Directions for this task:
Give the number of lines in this listing that contain "Excellence", with no other words.

Entries supplied:
----------
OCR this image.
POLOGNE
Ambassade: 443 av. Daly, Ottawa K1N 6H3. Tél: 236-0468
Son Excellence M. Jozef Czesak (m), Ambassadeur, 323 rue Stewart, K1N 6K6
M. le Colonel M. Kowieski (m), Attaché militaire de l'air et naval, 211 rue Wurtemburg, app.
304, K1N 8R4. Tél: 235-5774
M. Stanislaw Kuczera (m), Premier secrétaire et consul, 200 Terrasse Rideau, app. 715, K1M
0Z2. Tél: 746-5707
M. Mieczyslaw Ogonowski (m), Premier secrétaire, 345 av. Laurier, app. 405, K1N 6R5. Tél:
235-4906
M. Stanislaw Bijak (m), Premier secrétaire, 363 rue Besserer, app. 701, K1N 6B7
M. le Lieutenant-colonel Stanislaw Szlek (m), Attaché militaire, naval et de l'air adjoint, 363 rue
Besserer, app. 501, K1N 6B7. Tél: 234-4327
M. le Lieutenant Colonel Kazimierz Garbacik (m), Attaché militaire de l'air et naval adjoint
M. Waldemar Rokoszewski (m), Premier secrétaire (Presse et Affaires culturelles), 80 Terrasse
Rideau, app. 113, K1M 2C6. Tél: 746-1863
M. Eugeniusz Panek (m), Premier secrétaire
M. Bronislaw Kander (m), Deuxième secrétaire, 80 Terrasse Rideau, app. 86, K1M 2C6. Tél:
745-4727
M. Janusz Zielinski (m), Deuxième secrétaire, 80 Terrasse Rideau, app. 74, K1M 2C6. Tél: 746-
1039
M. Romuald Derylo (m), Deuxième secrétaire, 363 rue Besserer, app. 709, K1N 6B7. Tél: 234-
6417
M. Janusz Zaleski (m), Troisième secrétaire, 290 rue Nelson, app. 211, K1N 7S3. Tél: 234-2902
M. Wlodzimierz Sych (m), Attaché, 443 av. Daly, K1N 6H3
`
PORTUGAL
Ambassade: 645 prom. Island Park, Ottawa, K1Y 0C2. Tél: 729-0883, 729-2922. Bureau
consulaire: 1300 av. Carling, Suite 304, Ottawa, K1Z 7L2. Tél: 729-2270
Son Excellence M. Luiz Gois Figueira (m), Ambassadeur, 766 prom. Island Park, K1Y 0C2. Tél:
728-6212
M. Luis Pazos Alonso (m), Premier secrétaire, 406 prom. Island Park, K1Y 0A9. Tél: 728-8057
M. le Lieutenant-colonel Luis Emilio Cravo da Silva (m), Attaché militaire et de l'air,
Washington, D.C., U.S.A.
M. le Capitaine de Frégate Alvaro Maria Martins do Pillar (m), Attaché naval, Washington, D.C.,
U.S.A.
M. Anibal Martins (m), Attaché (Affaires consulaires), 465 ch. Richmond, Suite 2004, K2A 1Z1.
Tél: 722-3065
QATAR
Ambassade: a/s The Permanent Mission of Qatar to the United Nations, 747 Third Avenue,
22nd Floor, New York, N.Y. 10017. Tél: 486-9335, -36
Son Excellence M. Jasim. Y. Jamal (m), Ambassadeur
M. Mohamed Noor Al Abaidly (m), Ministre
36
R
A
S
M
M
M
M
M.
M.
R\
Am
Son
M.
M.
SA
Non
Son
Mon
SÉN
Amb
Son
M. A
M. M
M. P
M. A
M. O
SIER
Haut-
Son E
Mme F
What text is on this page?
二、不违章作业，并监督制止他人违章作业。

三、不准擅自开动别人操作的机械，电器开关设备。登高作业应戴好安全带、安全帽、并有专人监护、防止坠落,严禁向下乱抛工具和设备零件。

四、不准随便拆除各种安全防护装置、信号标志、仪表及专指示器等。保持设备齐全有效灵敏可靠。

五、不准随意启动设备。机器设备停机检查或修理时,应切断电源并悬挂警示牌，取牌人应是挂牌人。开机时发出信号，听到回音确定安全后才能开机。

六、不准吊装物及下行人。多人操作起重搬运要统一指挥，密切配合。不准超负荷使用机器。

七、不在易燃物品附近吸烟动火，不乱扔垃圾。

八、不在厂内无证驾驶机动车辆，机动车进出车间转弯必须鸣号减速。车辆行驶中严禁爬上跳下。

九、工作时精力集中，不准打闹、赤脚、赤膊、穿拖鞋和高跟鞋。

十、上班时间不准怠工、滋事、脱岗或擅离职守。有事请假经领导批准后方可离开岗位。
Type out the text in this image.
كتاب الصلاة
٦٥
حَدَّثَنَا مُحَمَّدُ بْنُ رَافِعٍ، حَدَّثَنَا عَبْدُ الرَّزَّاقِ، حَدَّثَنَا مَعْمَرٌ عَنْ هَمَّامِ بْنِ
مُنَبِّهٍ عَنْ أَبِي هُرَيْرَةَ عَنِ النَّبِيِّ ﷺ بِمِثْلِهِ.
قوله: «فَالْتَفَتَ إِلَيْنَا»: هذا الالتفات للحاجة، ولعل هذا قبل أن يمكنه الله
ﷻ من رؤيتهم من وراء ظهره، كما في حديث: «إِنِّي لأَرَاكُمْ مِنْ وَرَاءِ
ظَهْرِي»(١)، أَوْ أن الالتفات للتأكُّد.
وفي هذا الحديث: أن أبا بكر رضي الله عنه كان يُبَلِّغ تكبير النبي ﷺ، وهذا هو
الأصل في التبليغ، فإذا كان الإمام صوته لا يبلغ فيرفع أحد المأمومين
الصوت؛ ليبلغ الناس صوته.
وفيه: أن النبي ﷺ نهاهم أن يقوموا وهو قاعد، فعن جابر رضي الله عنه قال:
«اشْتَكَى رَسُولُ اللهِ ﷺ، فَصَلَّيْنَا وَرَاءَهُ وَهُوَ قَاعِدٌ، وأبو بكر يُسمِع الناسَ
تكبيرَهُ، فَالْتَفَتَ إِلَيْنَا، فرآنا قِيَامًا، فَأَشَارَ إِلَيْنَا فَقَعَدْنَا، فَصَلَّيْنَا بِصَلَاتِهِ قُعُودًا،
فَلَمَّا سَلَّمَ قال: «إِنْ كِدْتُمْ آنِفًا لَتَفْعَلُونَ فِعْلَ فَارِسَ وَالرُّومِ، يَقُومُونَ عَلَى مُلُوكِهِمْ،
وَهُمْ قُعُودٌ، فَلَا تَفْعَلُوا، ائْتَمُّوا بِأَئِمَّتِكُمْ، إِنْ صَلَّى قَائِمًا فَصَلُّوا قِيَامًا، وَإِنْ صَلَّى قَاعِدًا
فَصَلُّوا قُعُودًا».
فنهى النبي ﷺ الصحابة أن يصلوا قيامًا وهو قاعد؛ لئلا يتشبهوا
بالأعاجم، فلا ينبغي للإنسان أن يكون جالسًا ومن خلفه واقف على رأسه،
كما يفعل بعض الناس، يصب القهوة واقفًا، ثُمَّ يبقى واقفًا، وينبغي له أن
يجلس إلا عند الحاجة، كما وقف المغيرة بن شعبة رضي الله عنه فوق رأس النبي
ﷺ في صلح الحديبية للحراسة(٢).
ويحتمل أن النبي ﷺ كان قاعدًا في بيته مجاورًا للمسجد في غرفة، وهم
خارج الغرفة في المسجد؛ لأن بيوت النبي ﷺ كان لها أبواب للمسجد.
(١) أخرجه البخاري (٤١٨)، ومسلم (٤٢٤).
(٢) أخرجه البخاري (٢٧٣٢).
----------
Solution to this problem:
3